Extrait:
Les sondages parviennent-ils généralement à prédire les résultats d’une élection ?

Depuis 1995, si on prend les résultats produits à un an de l’élection, aucun sondage publié n’a donné le bon ordre d’arrivée des candidats. Sur la période 1965-2002, et en prenant les prévisions de l’Ifop et de la Sofres à six mois de l’élection, les estimations se révèlent fiables dans un cas sur huit, et dans un cas sur trois à trois mois de l’élection. Enfin, toutes consultations électorales confondues depuis 1995, les estimations des instituts se sont révélées approximatives ou erronées dans environ un cas sur deux.

Comment l’expliquer ?

Tout dépend de la méthode d’échantillonnage, de la taille des effectifs, du moment où l’enquête est réalisée, des questions qui sont posées, de la manière dont elles sont comprises, de l’attitude des répondants… Le fait est que les résultats « bruts » des sondages, ceux qui sont recueillis à l’issue des phases d’enquête, sont généralement « faux », comme l’a admis un jour Roland Cayrol, politologue et ancien directeur de l’institut CSA.

« Les sondages sont devenus un produit de consommation médiatique comme un autre »

Consignes:
1 - D'après le texte sur les sondages électoraux, dans quelle proportion les estimations des instituts se sont-elles révélées approximatives ou erronées depuis 1995, toutes consultations électorales confondues ?
2 - Rédigez la suite du texte sur les sondages électoraux après sa dernière phrase.

Données fournies:
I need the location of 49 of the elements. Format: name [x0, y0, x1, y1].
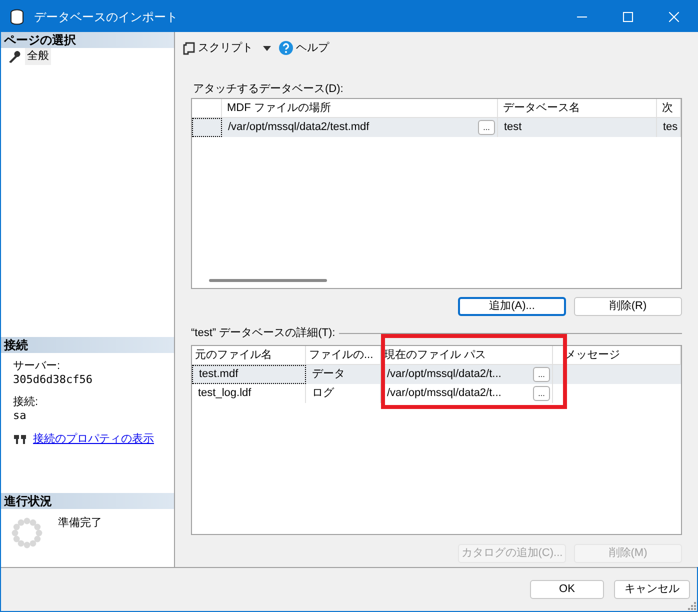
...
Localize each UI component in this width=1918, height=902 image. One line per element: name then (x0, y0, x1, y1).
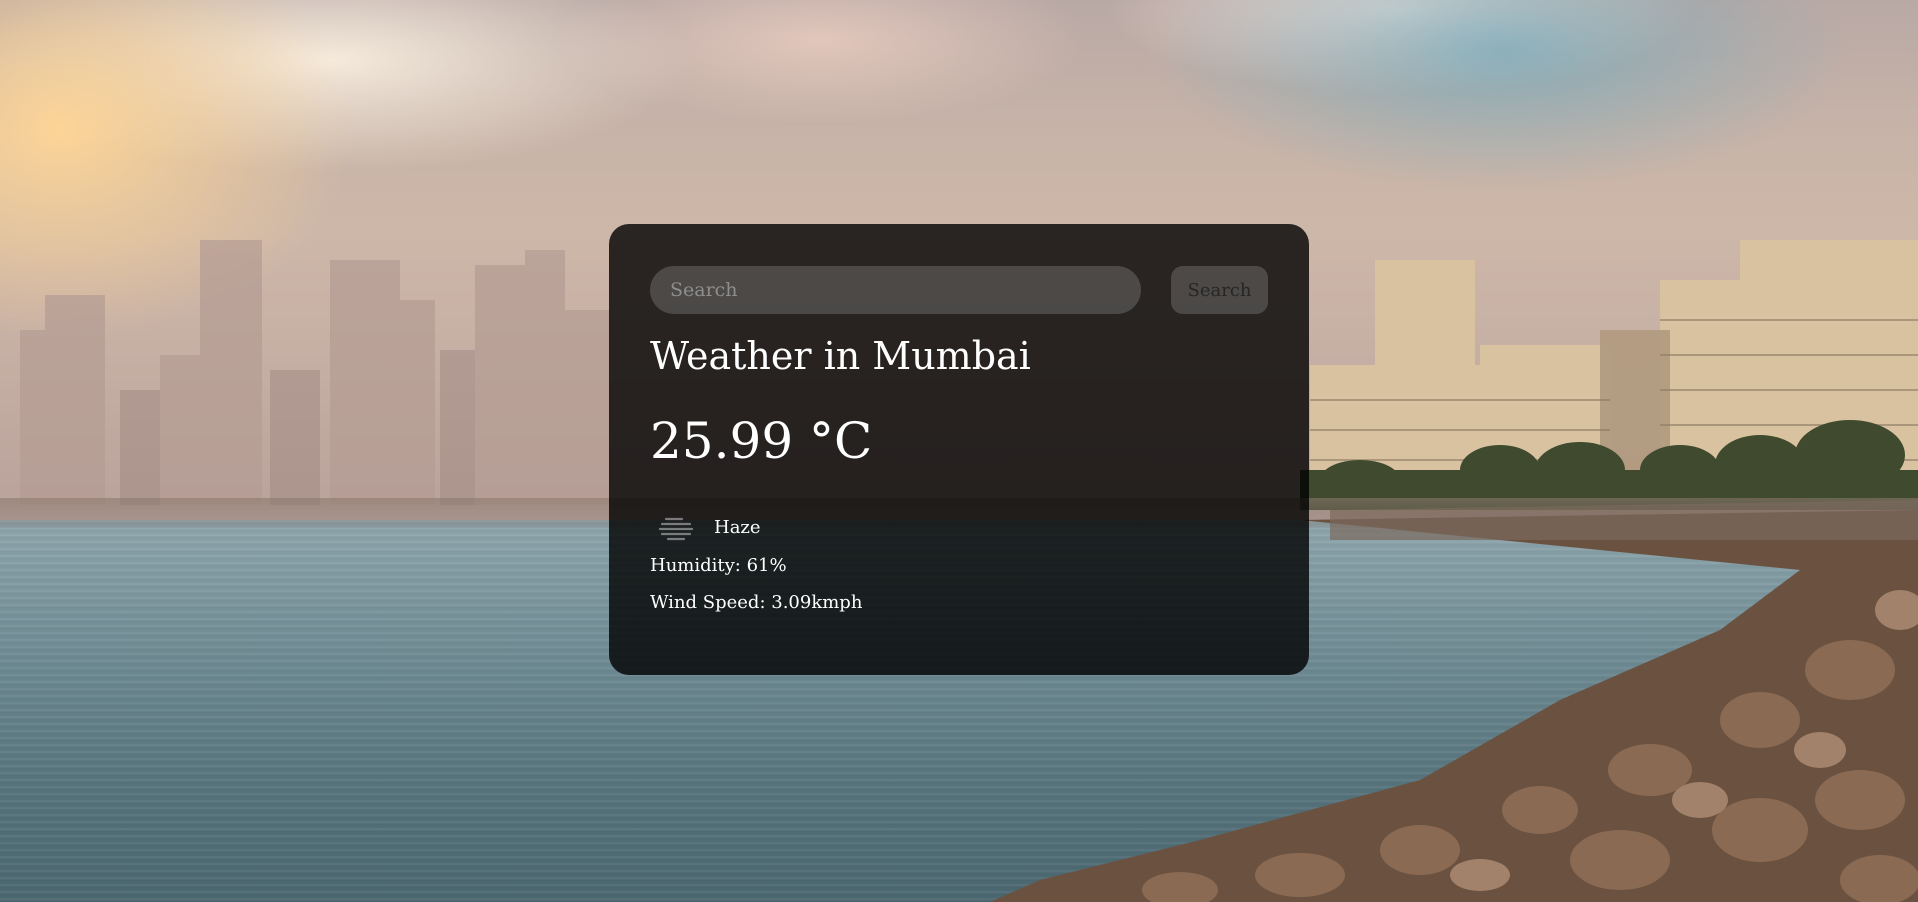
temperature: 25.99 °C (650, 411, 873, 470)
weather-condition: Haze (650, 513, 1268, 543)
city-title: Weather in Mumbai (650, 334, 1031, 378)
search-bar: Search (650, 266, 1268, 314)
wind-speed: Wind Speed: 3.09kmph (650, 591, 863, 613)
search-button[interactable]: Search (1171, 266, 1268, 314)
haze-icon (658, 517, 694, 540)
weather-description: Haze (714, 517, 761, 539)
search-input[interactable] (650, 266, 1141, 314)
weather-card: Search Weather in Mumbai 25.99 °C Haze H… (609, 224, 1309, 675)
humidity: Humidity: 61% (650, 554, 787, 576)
* * *
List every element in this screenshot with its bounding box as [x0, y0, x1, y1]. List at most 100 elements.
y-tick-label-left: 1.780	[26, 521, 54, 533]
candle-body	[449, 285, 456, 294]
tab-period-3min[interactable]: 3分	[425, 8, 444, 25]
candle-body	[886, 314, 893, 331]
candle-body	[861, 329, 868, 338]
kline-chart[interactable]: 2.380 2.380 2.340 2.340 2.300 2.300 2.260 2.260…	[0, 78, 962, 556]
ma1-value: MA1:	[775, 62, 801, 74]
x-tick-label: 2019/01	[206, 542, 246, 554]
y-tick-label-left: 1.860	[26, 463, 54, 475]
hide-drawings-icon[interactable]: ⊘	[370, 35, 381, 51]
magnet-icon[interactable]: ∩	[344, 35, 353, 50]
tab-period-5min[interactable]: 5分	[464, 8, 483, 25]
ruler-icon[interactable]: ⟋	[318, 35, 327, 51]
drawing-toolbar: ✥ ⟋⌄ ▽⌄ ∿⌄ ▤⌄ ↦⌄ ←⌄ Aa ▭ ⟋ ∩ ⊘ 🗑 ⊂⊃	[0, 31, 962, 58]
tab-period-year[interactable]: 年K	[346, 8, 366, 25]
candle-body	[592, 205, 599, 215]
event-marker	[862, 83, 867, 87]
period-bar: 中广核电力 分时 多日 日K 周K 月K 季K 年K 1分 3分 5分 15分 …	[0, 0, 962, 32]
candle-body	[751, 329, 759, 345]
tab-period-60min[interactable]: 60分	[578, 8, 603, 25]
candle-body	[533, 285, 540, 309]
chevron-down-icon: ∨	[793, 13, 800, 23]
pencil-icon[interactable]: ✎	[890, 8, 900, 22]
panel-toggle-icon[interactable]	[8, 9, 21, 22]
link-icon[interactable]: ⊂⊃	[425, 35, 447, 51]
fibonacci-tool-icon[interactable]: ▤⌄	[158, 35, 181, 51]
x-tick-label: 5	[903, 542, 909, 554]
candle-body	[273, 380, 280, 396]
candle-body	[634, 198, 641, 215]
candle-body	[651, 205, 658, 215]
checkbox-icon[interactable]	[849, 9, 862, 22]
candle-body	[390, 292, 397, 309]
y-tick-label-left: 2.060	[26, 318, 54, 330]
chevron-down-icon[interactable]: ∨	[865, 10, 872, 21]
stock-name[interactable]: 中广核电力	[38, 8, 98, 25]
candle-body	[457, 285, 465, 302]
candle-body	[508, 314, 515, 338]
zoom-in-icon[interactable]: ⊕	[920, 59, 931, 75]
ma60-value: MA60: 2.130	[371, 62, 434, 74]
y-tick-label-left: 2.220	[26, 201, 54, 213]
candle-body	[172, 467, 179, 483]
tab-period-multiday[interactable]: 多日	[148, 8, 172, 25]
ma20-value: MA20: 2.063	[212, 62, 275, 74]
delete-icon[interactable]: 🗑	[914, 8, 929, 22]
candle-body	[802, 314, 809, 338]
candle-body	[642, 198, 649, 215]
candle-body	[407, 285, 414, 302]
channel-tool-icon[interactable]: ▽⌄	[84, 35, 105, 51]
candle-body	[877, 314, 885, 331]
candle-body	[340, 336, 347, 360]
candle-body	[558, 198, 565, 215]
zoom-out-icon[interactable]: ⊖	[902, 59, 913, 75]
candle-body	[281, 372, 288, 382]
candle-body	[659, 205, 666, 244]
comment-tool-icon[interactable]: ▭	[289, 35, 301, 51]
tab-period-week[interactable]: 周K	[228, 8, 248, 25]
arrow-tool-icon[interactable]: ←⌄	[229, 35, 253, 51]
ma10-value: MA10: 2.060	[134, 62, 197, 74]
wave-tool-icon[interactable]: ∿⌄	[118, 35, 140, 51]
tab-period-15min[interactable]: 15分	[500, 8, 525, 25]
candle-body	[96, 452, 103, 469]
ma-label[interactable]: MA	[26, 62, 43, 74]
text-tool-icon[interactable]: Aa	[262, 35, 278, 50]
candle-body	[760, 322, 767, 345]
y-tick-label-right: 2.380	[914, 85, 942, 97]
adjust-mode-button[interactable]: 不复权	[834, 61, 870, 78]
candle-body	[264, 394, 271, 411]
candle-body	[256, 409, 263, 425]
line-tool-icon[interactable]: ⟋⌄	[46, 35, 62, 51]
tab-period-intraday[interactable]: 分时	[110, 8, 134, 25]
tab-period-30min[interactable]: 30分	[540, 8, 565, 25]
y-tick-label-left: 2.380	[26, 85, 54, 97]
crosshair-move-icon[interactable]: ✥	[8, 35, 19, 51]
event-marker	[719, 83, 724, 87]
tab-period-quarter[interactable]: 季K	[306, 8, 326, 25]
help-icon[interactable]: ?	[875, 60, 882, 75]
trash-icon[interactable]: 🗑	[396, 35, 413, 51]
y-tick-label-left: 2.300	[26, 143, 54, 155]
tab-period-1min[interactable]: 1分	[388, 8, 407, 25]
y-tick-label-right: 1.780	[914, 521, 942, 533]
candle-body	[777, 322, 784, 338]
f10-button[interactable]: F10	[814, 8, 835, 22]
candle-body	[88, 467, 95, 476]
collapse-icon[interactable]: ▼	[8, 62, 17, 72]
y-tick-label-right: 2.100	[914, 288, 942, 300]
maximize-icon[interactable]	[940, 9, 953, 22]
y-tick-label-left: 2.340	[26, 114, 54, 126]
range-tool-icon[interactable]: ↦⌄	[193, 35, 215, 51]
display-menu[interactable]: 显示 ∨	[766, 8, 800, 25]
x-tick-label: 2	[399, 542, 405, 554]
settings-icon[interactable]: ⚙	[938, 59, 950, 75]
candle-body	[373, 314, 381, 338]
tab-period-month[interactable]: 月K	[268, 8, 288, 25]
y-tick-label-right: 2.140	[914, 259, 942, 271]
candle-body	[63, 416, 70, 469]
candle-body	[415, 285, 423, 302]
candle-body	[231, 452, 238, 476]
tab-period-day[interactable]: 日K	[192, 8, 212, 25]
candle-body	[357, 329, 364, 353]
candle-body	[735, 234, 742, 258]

Réponses rédigées:
1 - Dans environ un cas sur deux.

2 -
Il faut donc les « redresser », les « corriger » pour les mettre davantage en conformité avec la réalité politique. Or la technique sur laquelle se basent les instituts n’est pas d’une grande fiabilité. En général, les données sont également redressées en fonction de l’analyse que font les sondeurs de la situation politique. Pierre Weill, l’ancien patron de la Sofres, appelait ça le « pifomètre », ce qui en dit long !

Comment expliquer le succès des sondages malgré leurs défauts ?

Les sondages sont devenus un produit de consommation médiatique comme un autre, ajusté aux normes de production de l’information. Ils sont rapides à fabriquer et ne coûtent pas cher. Pour les médias, ils ne nécessitent pas de travail d’investigation particulier. Certains instituts délivrent même des rapports d’analyse déjà éditorialisés qui peuvent être repris tels quels.

« Les instituts fonctionnent essentiellement avec la méthode des quotas. L’aléatoire a disparu »

Sinon, pour les commenter, on fait directement appel aux sondeurs. Les données de sondages peuvent encore prendre la forme d’une information brève particulièrement adaptée aux réseaux sociaux. Et puis ils permettent de faire des coups éditoriaux quand leurs résultats sont spectaculaires.

Quelle est la différence entre une base sondagière sans biais et une base sondagière biaisée ?

Un échantillon est dit représentatif quand il est constitué sans biais. Pour cela, il faut recourir à la méthode aléatoire, et il devient alors possible de connaître la fiabilité des résultats du sondage. Mais ces sondages sont devenus difficiles à réaliser et demandent beaucoup de temps. Aujourd’hui en France, les instituts fonctionnent essentiellement avec la méthode des quotas. L’aléatoire a disparu. On base la représentativité sur quatre variables de quotas : l’âge, le sexe, la CSP (catégorie socioprofessionnelle) et le lieu d’habitation.

« Il n’y a rien de scientifique dans la production sondagière aujourd’hui »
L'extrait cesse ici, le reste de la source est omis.